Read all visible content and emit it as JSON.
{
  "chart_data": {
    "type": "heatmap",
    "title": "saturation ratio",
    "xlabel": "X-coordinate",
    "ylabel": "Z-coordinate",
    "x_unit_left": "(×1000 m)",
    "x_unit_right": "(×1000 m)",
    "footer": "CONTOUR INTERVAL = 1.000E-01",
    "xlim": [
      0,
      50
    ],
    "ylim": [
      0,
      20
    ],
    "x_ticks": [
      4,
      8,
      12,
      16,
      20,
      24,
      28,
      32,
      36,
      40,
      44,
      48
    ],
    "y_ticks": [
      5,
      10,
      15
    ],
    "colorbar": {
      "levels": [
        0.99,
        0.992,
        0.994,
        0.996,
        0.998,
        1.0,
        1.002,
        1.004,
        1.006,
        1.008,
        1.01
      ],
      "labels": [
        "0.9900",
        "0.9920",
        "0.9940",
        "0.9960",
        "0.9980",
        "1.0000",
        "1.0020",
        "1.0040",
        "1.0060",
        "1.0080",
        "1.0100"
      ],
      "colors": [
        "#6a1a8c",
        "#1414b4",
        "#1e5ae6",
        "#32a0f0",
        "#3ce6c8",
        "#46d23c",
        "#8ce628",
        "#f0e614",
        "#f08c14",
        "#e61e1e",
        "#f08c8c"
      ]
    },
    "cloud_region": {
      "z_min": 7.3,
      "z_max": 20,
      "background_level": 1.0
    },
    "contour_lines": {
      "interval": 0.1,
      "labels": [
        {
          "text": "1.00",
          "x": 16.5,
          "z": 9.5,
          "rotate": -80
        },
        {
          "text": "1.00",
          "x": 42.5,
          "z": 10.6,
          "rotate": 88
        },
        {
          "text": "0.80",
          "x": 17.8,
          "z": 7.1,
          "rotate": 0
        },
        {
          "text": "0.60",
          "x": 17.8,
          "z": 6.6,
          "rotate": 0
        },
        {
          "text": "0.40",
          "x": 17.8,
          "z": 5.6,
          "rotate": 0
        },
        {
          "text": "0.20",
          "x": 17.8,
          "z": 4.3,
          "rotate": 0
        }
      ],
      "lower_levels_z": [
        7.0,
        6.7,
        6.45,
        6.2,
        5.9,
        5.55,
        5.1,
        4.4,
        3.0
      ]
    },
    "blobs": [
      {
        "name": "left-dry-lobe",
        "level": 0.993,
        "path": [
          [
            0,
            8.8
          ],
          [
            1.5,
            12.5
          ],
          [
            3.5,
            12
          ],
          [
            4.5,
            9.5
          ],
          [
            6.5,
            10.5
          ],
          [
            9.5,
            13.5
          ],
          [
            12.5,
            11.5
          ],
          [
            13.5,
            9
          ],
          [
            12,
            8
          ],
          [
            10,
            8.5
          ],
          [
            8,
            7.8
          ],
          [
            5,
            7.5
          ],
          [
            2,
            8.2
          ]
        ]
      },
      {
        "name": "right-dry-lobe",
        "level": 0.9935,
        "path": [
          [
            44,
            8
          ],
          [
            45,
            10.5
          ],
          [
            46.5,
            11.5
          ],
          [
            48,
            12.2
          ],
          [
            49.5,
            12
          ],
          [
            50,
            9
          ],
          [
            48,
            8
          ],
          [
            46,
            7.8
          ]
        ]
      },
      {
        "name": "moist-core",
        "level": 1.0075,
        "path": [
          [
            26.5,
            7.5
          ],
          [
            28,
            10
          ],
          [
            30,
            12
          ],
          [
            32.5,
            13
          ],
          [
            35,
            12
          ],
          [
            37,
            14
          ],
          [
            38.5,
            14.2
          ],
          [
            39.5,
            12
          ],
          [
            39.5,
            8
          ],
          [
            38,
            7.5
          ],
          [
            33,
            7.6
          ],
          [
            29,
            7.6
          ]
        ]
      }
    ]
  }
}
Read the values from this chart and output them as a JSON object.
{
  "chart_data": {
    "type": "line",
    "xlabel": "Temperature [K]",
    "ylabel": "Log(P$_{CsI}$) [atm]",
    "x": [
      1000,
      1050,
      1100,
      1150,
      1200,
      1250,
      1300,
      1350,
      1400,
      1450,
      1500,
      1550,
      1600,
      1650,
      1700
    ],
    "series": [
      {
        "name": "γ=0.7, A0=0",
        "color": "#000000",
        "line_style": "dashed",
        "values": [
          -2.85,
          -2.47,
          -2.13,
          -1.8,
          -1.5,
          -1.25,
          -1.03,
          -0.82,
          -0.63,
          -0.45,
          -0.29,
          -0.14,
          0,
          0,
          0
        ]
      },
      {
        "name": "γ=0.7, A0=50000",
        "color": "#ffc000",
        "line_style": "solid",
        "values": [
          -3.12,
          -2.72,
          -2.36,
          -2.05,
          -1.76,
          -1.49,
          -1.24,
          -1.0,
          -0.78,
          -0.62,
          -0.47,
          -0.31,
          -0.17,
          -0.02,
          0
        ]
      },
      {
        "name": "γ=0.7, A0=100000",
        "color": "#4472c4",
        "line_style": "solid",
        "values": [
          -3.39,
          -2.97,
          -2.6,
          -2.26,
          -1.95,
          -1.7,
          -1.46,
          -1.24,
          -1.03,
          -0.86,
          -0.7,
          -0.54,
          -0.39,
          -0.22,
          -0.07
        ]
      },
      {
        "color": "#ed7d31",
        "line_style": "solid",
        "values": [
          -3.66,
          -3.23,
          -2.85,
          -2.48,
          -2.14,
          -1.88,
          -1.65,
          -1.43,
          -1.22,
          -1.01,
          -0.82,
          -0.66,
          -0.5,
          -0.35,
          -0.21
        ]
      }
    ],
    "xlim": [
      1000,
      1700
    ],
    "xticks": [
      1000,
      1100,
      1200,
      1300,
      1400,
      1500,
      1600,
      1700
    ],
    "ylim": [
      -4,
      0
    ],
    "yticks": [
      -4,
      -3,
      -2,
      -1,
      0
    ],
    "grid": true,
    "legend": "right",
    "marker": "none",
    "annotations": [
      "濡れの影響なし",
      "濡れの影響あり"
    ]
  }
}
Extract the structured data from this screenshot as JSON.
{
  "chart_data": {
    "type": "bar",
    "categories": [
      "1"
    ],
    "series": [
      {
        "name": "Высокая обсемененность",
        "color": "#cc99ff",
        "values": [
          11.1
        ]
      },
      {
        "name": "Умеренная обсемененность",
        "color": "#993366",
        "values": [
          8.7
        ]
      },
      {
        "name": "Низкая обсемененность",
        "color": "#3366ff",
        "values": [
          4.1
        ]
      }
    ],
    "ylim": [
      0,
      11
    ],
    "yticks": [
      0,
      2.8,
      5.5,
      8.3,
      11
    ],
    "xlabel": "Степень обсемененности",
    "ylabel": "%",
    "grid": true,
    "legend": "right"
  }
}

+++

What you will do:
Locate the line that contains "Extract the structured". Repeat it and every line after it, up to and including the final line, exactly.

Result of this task:
Extract the structured data from this screenshot as JSON.
{
  "chart_data": {
    "type": "bar",
    "categories": [
      "1"
    ],
    "series": [
      {
        "name": "Высокая обсемененность",
        "color": "#cc99ff",
        "values": [
          11.1
        ]
      },
      {
        "name": "Умеренная обсемененность",
        "color": "#993366",
        "values": [
          8.7
        ]
      },
      {
        "name": "Низкая обсемененность",
        "color": "#3366ff",
        "values": [
          4.1
        ]
      }
    ],
    "ylim": [
      0,
      11
    ],
    "yticks": [
      0,
      2.8,
      5.5,
      8.3,
      11
    ],
    "xlabel": "Степень обсемененности",
    "ylabel": "%",
    "grid": true,
    "legend": "right"
  }
}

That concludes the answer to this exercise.